Aim
Find how many lines contain the word "type" and state that number alone.

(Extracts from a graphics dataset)
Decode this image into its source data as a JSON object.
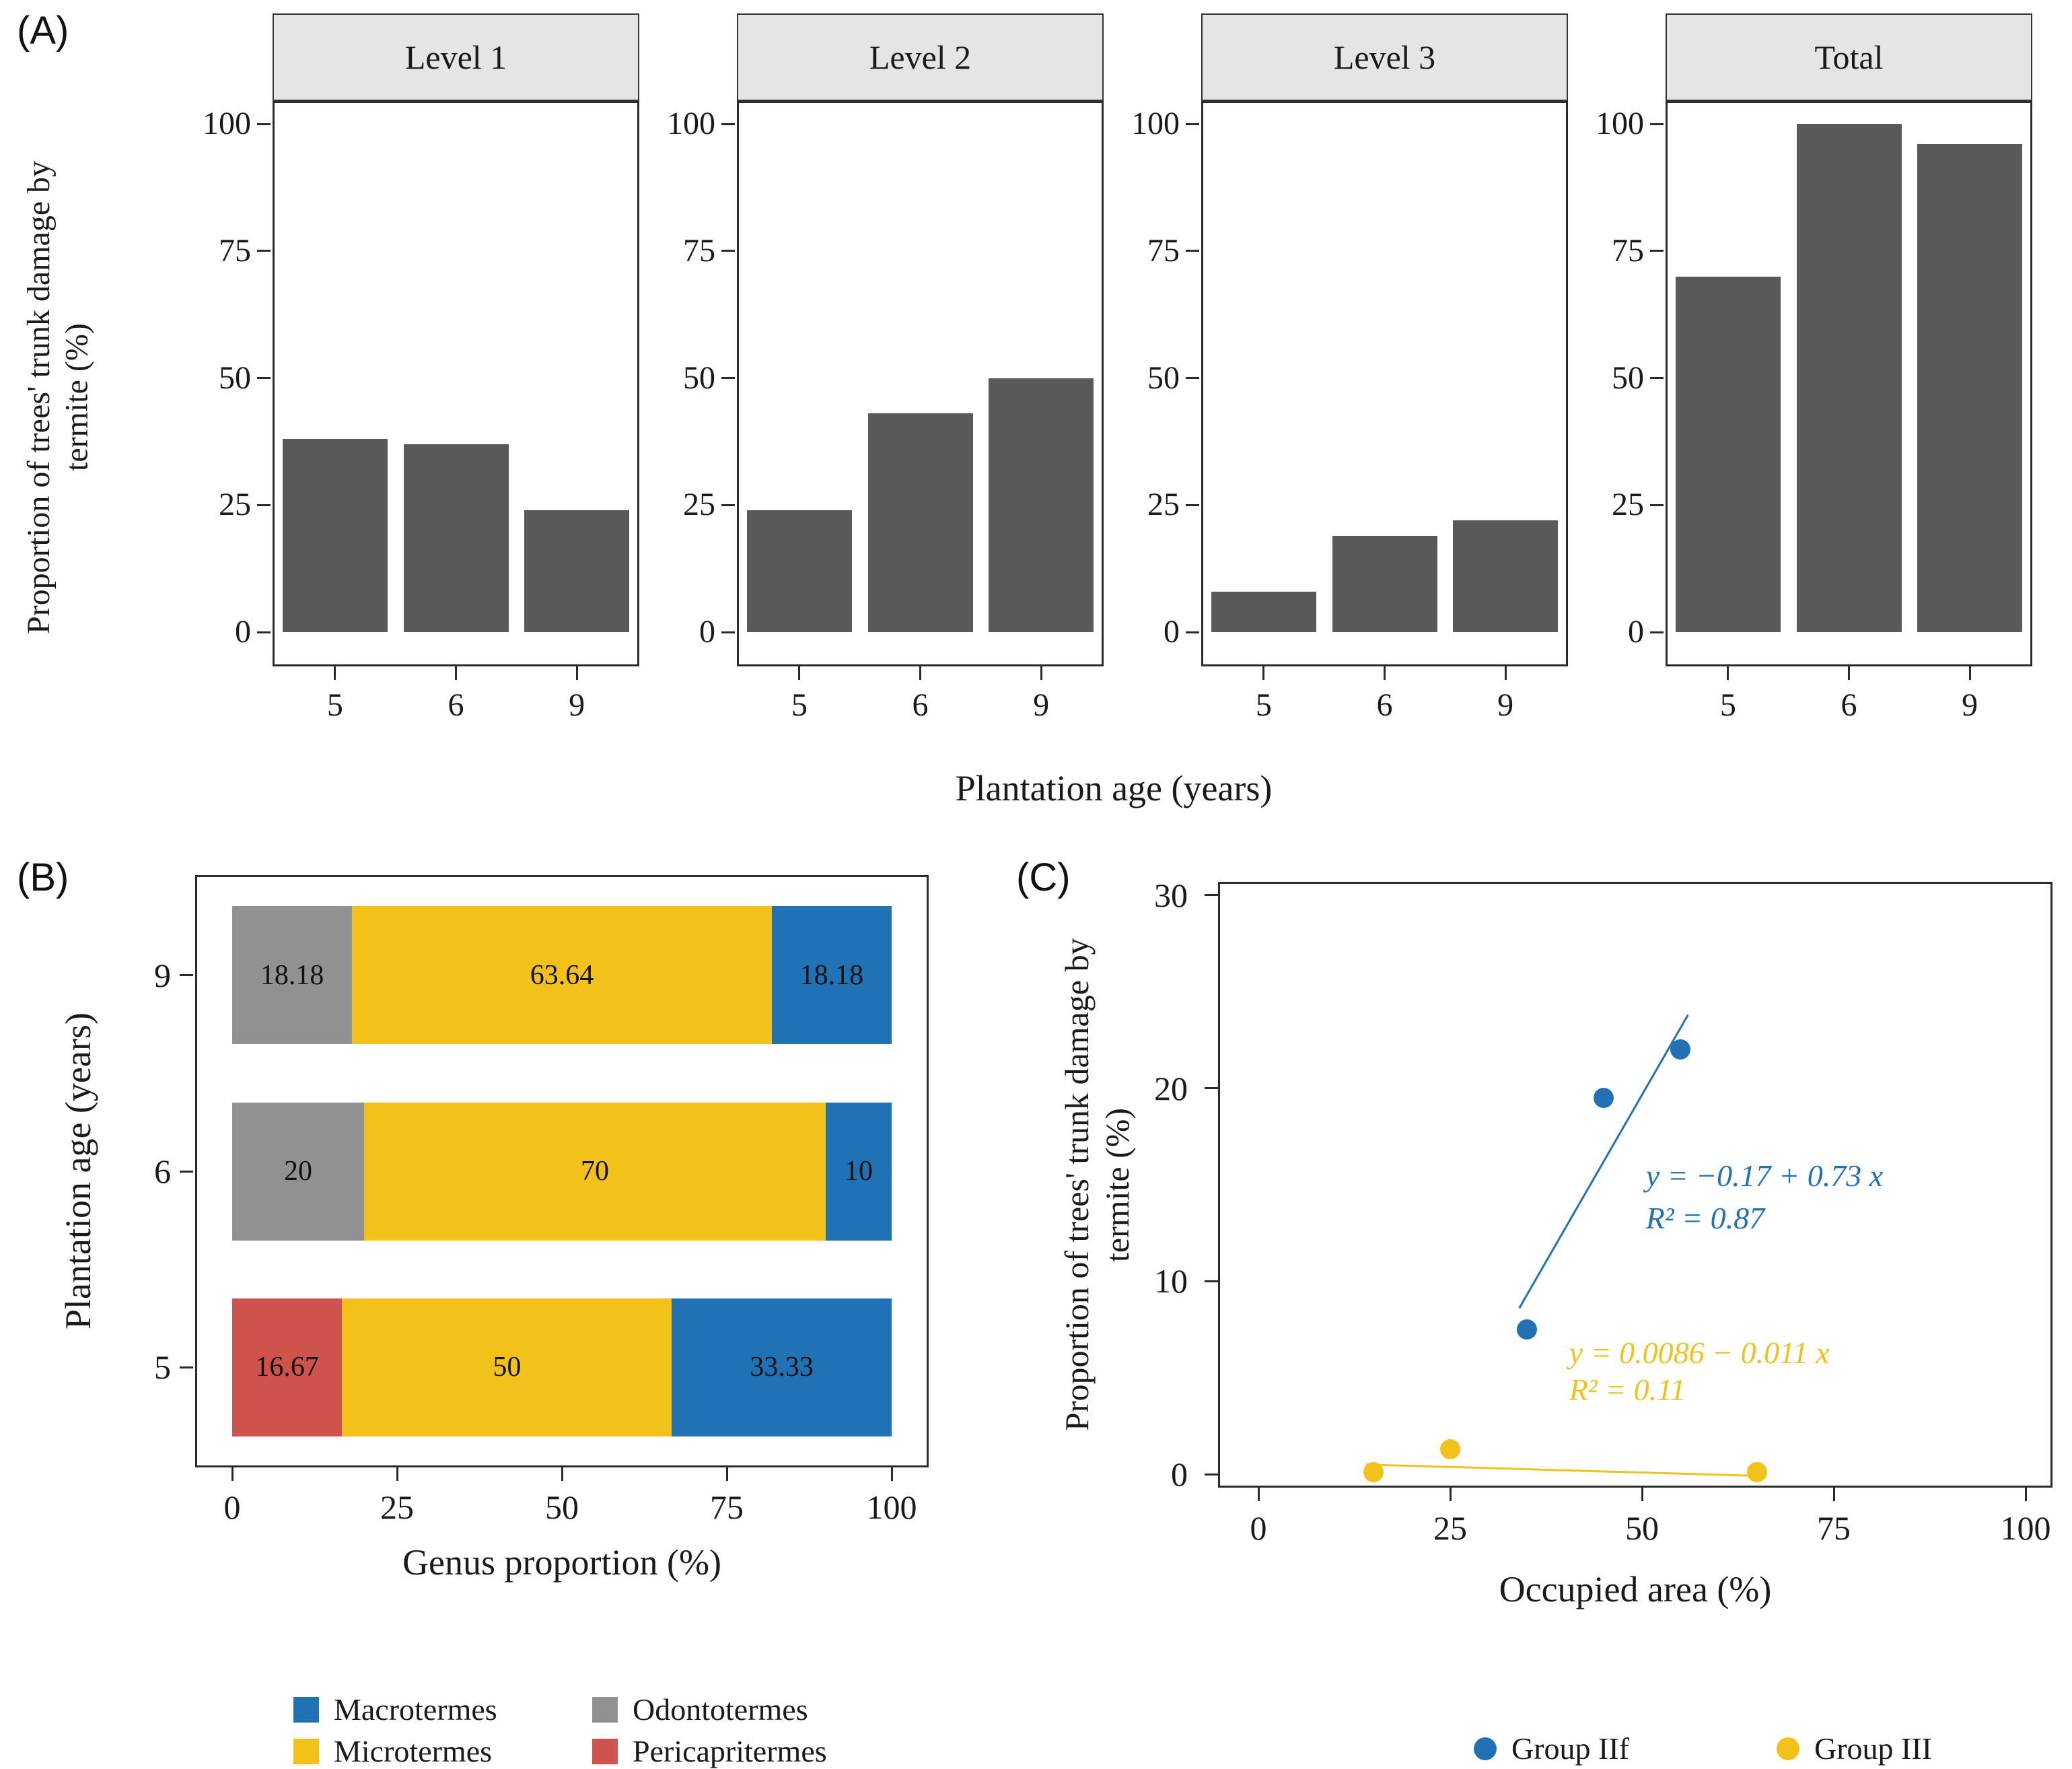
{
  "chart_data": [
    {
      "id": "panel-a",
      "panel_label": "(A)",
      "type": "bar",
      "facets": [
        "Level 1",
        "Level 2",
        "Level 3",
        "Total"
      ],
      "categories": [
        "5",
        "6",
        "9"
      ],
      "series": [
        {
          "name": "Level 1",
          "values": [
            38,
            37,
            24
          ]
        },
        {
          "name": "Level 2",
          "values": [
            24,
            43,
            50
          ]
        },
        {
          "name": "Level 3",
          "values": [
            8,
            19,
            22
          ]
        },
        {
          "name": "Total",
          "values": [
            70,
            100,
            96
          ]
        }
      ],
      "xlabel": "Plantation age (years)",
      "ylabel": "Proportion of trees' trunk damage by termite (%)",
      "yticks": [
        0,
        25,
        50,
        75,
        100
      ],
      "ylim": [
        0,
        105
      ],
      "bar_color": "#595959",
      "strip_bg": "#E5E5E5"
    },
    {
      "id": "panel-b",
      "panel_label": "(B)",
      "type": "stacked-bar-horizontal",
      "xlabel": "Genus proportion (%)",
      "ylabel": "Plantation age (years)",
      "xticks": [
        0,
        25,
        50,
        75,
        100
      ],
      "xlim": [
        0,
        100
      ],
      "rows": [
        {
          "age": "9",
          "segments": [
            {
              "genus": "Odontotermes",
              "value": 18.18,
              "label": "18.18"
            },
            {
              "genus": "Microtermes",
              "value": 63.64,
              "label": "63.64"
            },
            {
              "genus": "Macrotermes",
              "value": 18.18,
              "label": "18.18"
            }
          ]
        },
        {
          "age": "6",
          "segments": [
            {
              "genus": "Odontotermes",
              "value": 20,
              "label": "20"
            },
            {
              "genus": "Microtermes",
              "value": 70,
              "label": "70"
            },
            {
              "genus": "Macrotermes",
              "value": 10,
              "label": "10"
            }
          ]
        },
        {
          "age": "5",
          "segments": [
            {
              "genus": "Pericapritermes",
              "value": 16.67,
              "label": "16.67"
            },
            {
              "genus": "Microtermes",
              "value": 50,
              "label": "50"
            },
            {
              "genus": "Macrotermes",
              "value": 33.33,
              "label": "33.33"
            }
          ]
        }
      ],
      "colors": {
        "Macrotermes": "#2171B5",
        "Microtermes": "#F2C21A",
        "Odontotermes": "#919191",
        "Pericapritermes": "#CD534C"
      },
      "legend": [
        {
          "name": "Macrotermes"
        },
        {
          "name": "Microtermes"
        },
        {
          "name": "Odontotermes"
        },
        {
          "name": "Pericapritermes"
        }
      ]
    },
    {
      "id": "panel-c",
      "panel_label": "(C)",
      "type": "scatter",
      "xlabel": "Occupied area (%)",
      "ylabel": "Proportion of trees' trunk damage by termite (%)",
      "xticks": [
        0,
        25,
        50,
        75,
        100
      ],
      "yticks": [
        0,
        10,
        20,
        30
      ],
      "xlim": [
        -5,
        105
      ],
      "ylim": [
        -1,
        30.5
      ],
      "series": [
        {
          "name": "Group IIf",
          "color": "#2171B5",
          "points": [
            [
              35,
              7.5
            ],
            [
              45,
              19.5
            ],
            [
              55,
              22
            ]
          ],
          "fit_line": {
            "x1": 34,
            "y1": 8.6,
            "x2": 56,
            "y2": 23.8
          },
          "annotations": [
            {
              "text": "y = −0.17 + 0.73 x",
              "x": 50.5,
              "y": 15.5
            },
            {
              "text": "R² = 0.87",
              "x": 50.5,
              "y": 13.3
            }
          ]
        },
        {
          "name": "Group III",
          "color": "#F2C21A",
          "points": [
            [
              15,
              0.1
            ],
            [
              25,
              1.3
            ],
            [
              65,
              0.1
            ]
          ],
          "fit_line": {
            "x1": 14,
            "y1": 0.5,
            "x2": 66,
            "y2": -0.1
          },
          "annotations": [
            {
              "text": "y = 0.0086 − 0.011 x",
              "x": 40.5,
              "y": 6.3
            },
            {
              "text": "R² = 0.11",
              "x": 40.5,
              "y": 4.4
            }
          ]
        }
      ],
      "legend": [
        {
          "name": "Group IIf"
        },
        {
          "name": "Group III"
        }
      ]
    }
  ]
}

Finished exercise
3